_Short task:_
Reproduce all lines of the listing below in which the word "this" occurs.
= = = = =
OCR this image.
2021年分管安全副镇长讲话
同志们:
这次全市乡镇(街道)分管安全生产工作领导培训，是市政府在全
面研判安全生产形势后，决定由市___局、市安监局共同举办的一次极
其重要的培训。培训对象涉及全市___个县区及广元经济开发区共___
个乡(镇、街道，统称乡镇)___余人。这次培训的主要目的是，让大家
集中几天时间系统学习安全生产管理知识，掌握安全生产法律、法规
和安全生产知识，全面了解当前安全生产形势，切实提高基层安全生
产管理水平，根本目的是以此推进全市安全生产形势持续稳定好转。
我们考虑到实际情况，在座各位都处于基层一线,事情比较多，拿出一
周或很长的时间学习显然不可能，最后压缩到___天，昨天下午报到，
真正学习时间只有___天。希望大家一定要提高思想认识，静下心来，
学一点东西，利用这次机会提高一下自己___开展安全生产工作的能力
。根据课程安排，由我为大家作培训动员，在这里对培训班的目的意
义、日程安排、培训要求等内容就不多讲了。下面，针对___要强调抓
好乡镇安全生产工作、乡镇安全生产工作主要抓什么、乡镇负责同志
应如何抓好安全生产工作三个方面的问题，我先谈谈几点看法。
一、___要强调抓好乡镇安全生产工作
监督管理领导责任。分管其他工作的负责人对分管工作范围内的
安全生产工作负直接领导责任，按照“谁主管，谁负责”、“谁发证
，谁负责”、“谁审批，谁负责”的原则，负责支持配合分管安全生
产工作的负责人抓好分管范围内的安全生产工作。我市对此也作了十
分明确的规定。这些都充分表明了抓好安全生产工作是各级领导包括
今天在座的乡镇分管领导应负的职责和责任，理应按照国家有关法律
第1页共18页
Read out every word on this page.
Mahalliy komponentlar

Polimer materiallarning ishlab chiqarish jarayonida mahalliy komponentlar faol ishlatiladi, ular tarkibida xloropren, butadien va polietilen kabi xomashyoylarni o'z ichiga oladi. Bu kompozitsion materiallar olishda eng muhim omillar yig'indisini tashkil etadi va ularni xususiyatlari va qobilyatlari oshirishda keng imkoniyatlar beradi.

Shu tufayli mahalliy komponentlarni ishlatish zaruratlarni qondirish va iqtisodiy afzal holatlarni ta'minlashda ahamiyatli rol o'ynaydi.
= = = = =
_Answer to the exercise:_
OCR this image.
Read out every word on this page.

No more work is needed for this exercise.